-- BEGIN DATA SHOWN --
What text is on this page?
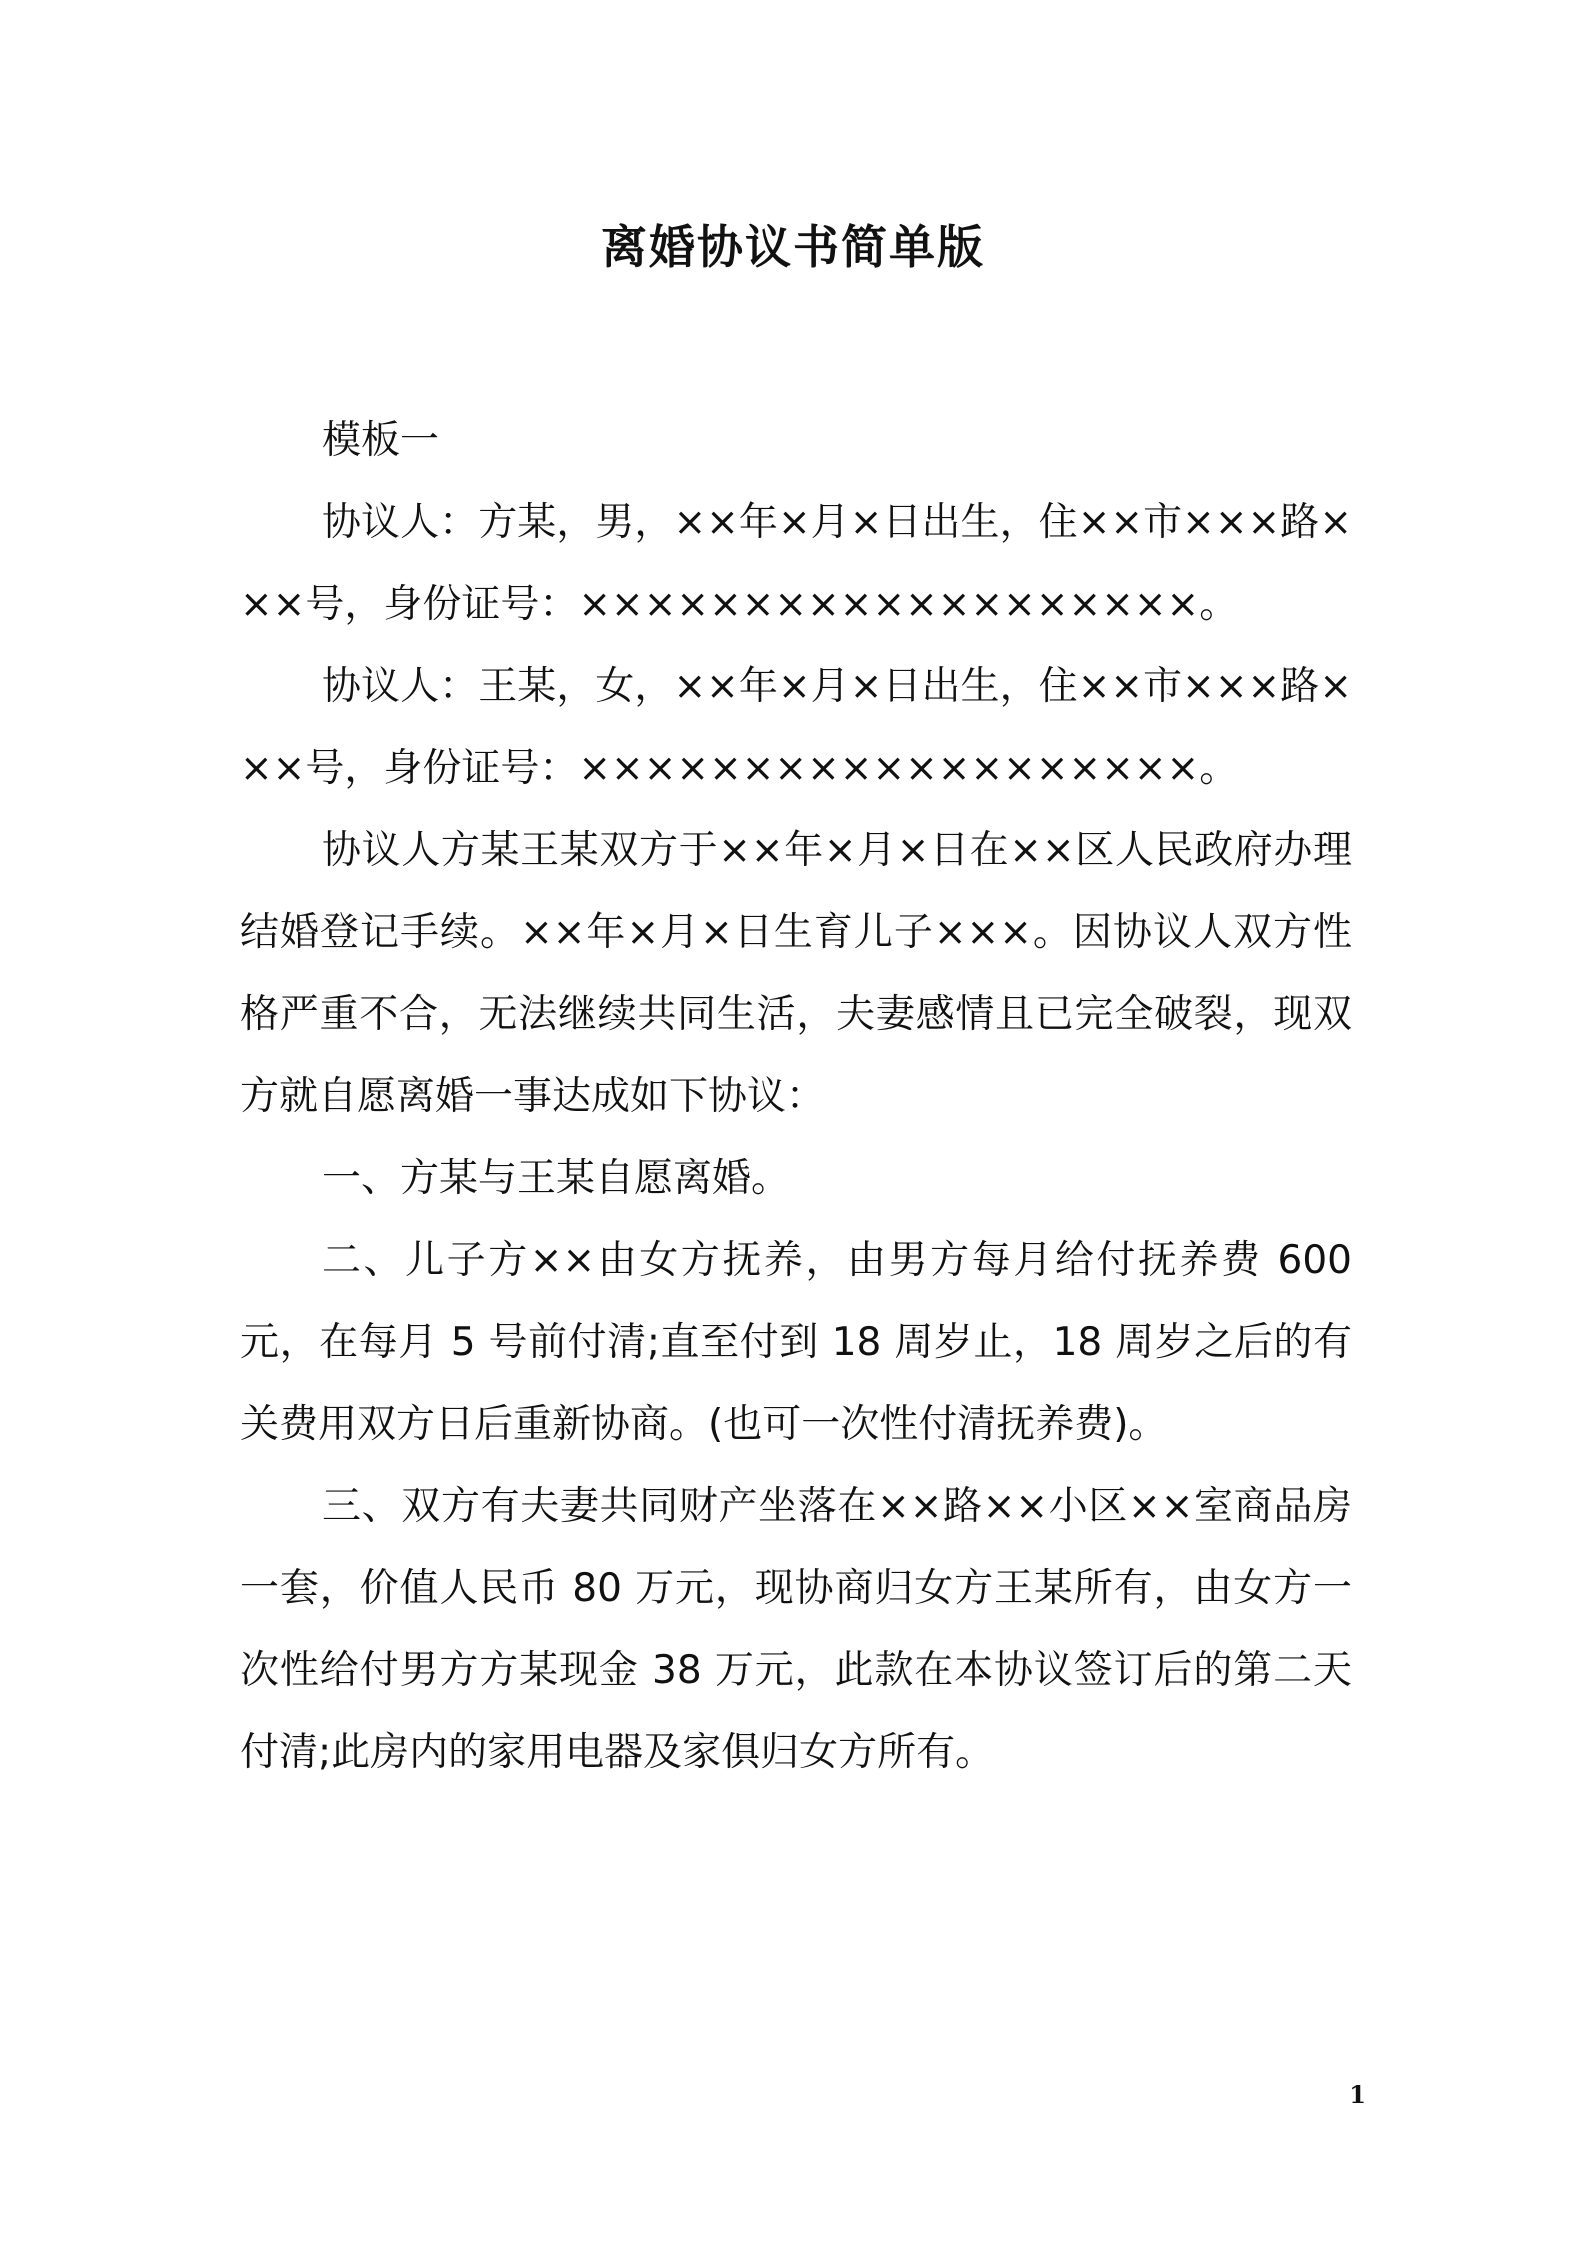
离婚协议书简单版

模板一

协议人：方某，男，××年×月×日出生，住××市×××路×××号，身份证号：×××××××××××××××××××。

协议人：王某，女，××年×月×日出生，住××市×××路×××号，身份证号：×××××××××××××××××××。

协议人方某王某双方于××年×月×日在××区人民政府办理结婚登记手续。××年×月×日生育儿子×××。因协议人双方性格严重不合，无法继续共同生活，夫妻感情且已完全破裂，现双方就自愿离婚一事达成如下协议：

一、方某与王某自愿离婚。

二、儿子方××由女方抚养，由男方每月给付抚养费 600 元，在每月 5 号前付清;直至付到 18 周岁止，18 周岁之后的有关费用双方日后重新协商。(也可一次性付清抚养费)。

三、双方有夫妻共同财产坐落在××路××小区××室商品房一套，价值人民币 80 万元，现协商归女方王某所有，由女方一次性给付男方方某现金 38 万元，此款在本协议签订后的第二天付清;此房内的家用电器及家俱归女方所有。

1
-- END DATA SHOWN --
WHAT IS NEEDED :: Write out each line again precisely as it appears, skipping every picture.

FINAL ANSWER ::
What text is on this page?
离婚协议书简单版

模板一

协议人：方某，男，××年×月×日出生，住××市×××路×××号，身份证号：×××××××××××××××××××。

协议人：王某，女，××年×月×日出生，住××市×××路×××号，身份证号：×××××××××××××××××××。

协议人方某王某双方于××年×月×日在××区人民政府办理结婚登记手续。××年×月×日生育儿子×××。因协议人双方性格严重不合，无法继续共同生活，夫妻感情且已完全破裂，现双方就自愿离婚一事达成如下协议：

一、方某与王某自愿离婚。

二、儿子方××由女方抚养，由男方每月给付抚养费 600 元，在每月 5 号前付清;直至付到 18 周岁止，18 周岁之后的有关费用双方日后重新协商。(也可一次性付清抚养费)。

三、双方有夫妻共同财产坐落在××路××小区××室商品房一套，价值人民币 80 万元，现协商归女方王某所有，由女方一次性给付男方方某现金 38 万元，此款在本协议签订后的第二天付清;此房内的家用电器及家俱归女方所有。

1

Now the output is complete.